═══ SOURCE RECORDS

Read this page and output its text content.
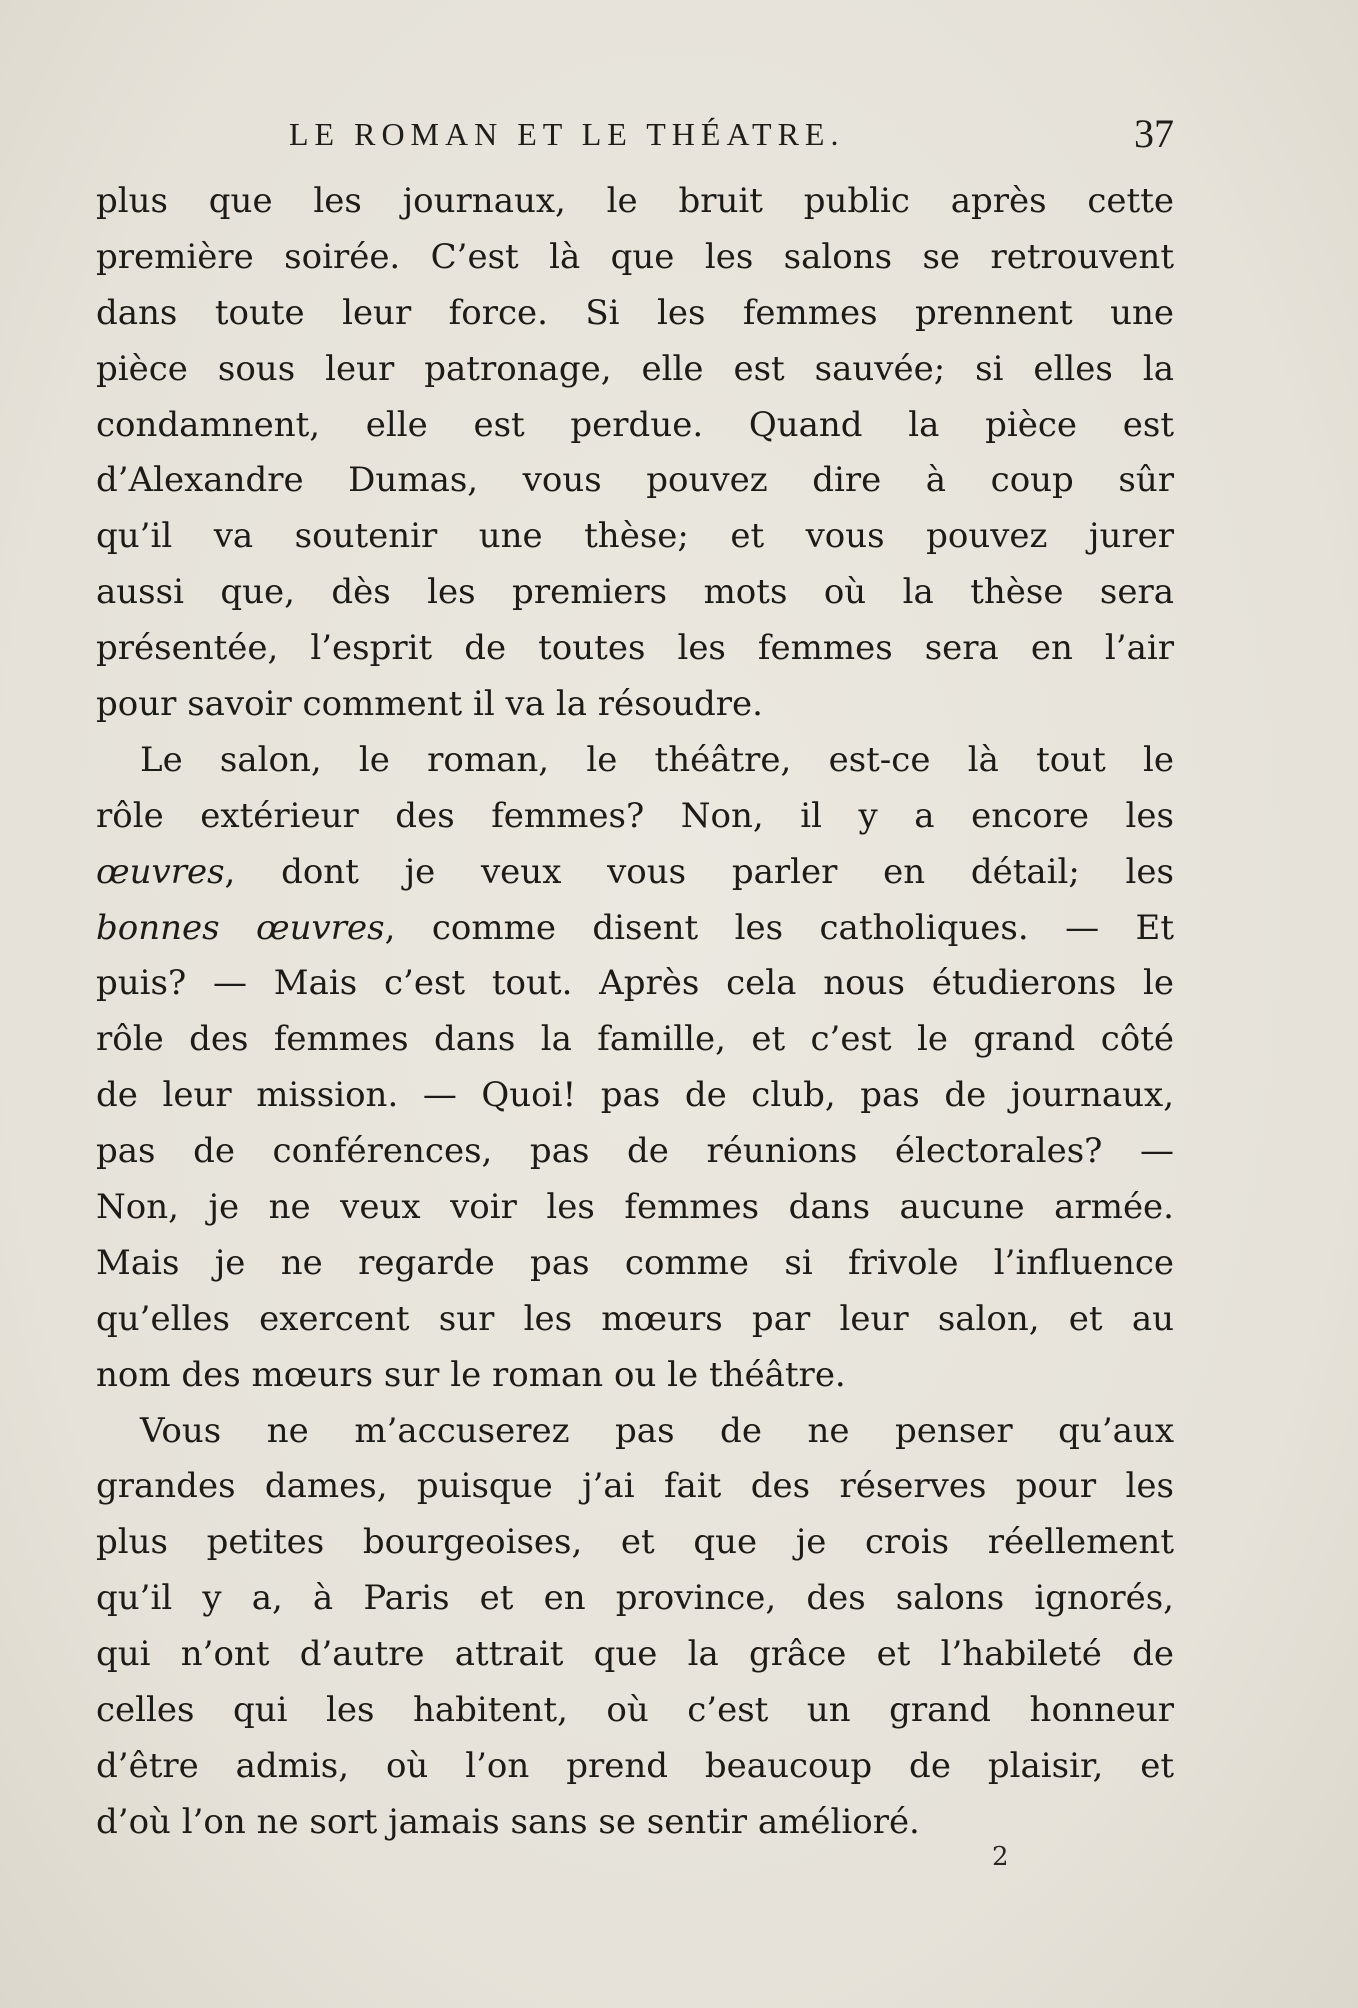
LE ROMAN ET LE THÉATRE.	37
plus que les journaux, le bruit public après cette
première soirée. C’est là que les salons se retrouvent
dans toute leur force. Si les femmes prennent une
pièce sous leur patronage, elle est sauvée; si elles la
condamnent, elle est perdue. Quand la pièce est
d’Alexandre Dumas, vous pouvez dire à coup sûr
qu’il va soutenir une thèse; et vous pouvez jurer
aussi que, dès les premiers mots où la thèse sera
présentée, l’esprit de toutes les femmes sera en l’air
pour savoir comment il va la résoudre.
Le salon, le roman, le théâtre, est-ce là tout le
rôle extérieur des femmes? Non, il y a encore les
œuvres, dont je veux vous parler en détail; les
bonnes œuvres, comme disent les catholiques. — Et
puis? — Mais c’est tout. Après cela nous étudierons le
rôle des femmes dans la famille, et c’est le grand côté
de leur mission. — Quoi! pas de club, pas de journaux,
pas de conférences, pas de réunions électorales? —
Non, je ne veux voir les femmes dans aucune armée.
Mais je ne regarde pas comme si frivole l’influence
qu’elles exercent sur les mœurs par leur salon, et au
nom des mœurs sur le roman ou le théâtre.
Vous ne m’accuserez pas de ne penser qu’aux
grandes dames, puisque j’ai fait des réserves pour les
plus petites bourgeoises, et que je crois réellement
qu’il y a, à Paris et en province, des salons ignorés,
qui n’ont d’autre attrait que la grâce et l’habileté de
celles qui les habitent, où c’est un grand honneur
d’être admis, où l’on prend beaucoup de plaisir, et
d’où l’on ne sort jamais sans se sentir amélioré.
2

══════

(STATED GOAL)
All of the material above needs to be restated exactly, with no pictures.

(REPLY TO THE TASK)
Read this page and output its text content.
LE ROMAN ET LE THÉATRE.	37
plus que les journaux, le bruit public après cette
première soirée. C’est là que les salons se retrouvent
dans toute leur force. Si les femmes prennent une
pièce sous leur patronage, elle est sauvée; si elles la
condamnent, elle est perdue. Quand la pièce est
d’Alexandre Dumas, vous pouvez dire à coup sûr
qu’il va soutenir une thèse; et vous pouvez jurer
aussi que, dès les premiers mots où la thèse sera
présentée, l’esprit de toutes les femmes sera en l’air
pour savoir comment il va la résoudre.
Le salon, le roman, le théâtre, est-ce là tout le
rôle extérieur des femmes? Non, il y a encore les
œuvres, dont je veux vous parler en détail; les
bonnes œuvres, comme disent les catholiques. — Et
puis? — Mais c’est tout. Après cela nous étudierons le
rôle des femmes dans la famille, et c’est le grand côté
de leur mission. — Quoi! pas de club, pas de journaux,
pas de conférences, pas de réunions électorales? —
Non, je ne veux voir les femmes dans aucune armée.
Mais je ne regarde pas comme si frivole l’influence
qu’elles exercent sur les mœurs par leur salon, et au
nom des mœurs sur le roman ou le théâtre.
Vous ne m’accuserez pas de ne penser qu’aux
grandes dames, puisque j’ai fait des réserves pour les
plus petites bourgeoises, et que je crois réellement
qu’il y a, à Paris et en province, des salons ignorés,
qui n’ont d’autre attrait que la grâce et l’habileté de
celles qui les habitent, où c’est un grand honneur
d’être admis, où l’on prend beaucoup de plaisir, et
d’où l’on ne sort jamais sans se sentir amélioré.
2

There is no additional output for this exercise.